+++ Stored rows +++

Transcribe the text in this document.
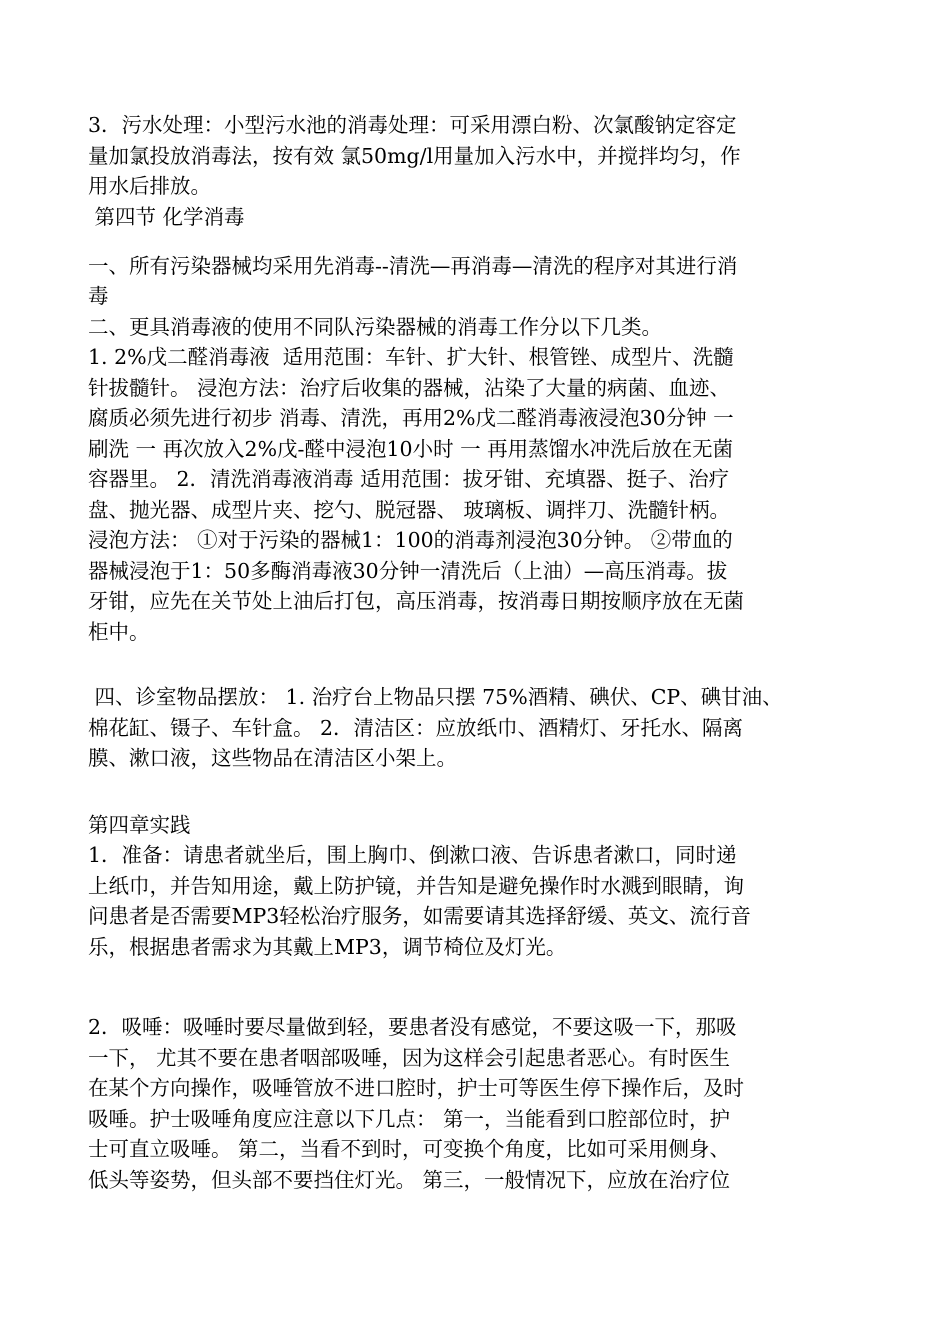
3．污水处理：小型污水池的消毒处理：可采用漂白粉、次氯酸钠定容定
量加氯投放消毒法，按有效 氯50mg/l用量加入污水中，并搅拌均匀，作
用水后排放。
第四节 化学消毒
一、所有污染器械均采用先消毒--清洗—再消毒—清洗的程序对其进行消
毒
二、更具消毒液的使用不同队污染器械的消毒工作分以下几类。
1. 2%戊二醛消毒液  适用范围：车针、扩大针、根管锉、成型片、洗髓
针拔髓针。 浸泡方法：治疗后收集的器械，沾染了大量的病菌、血迹、
腐质必须先进行初步 消毒、清洗，再用2%戊二醛消毒液浸泡30分钟 一
刷洗 一 再次放入2%戊-醛中浸泡10小时 一 再用蒸馏水冲洗后放在无菌
容器里。 2．清洗消毒液消毒 适用范围：拔牙钳、充填器、挺子、治疗
盘、抛光器、成型片夹、挖勺、脱冠器、 玻璃板、调拌刀、洗髓针柄。
浸泡方法： ①对于污染的器械1：100的消毒剂浸泡30分钟。 ②带血的
器械浸泡于1：50多酶消毒液30分钟一清洗后（上油）—高压消毒。拔
牙钳，应先在关节处上油后打包，高压消毒，按消毒日期按顺序放在无菌
柜中。
四、诊室物品摆放： 1. 治疗台上物品只摆 75%酒精、碘伏、CP、碘甘油、
棉花缸、镊子、车针盒。 2．清洁区：应放纸巾、酒精灯、牙托水、隔离
膜、漱口液，这些物品在清洁区小架上。
第四章实践
1．准备：请患者就坐后，围上胸巾、倒漱口液、告诉患者漱口，同时递
上纸巾，并告知用途，戴上防护镜，并告知是避免操作时水溅到眼睛，询
问患者是否需要MP3轻松治疗服务，如需要请其选择舒缓、英文、流行音
乐，根据患者需求为其戴上MP3，调节椅位及灯光。
2．吸唾：吸唾时要尽量做到轻，要患者没有感觉，不要这吸一下，那吸
一下， 尤其不要在患者咽部吸唾，因为这样会引起患者恶心。有时医生
在某个方向操作，吸唾管放不进口腔时，护士可等医生停下操作后，及时
吸唾。护士吸唾角度应注意以下几点： 第一，当能看到口腔部位时，护
士可直立吸唾。 第二，当看不到时，可变换个角度，比如可采用侧身、
低头等姿势，但头部不要挡住灯光。 第三，一般情况下，应放在治疗位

+++

Write the full listing out again with every line unchanged, but include no pictures.

▸ Answer to the task:
Transcribe the text in this document.
3．污水处理：小型污水池的消毒处理：可采用漂白粉、次氯酸钠定容定
量加氯投放消毒法，按有效 氯50mg/l用量加入污水中，并搅拌均匀，作
用水后排放。
第四节 化学消毒
一、所有污染器械均采用先消毒--清洗—再消毒—清洗的程序对其进行消
毒
二、更具消毒液的使用不同队污染器械的消毒工作分以下几类。
1. 2%戊二醛消毒液  适用范围：车针、扩大针、根管锉、成型片、洗髓
针拔髓针。 浸泡方法：治疗后收集的器械，沾染了大量的病菌、血迹、
腐质必须先进行初步 消毒、清洗，再用2%戊二醛消毒液浸泡30分钟 一
刷洗 一 再次放入2%戊-醛中浸泡10小时 一 再用蒸馏水冲洗后放在无菌
容器里。 2．清洗消毒液消毒 适用范围：拔牙钳、充填器、挺子、治疗
盘、抛光器、成型片夹、挖勺、脱冠器、 玻璃板、调拌刀、洗髓针柄。
浸泡方法： ①对于污染的器械1：100的消毒剂浸泡30分钟。 ②带血的
器械浸泡于1：50多酶消毒液30分钟一清洗后（上油）—高压消毒。拔
牙钳，应先在关节处上油后打包，高压消毒，按消毒日期按顺序放在无菌
柜中。
四、诊室物品摆放： 1. 治疗台上物品只摆 75%酒精、碘伏、CP、碘甘油、
棉花缸、镊子、车针盒。 2．清洁区：应放纸巾、酒精灯、牙托水、隔离
膜、漱口液，这些物品在清洁区小架上。
第四章实践
1．准备：请患者就坐后，围上胸巾、倒漱口液、告诉患者漱口，同时递
上纸巾，并告知用途，戴上防护镜，并告知是避免操作时水溅到眼睛，询
问患者是否需要MP3轻松治疗服务，如需要请其选择舒缓、英文、流行音
乐，根据患者需求为其戴上MP3，调节椅位及灯光。
2．吸唾：吸唾时要尽量做到轻，要患者没有感觉，不要这吸一下，那吸
一下， 尤其不要在患者咽部吸唾，因为这样会引起患者恶心。有时医生
在某个方向操作，吸唾管放不进口腔时，护士可等医生停下操作后，及时
吸唾。护士吸唾角度应注意以下几点： 第一，当能看到口腔部位时，护
士可直立吸唾。 第二，当看不到时，可变换个角度，比如可采用侧身、
低头等姿势，但头部不要挡住灯光。 第三，一般情况下，应放在治疗位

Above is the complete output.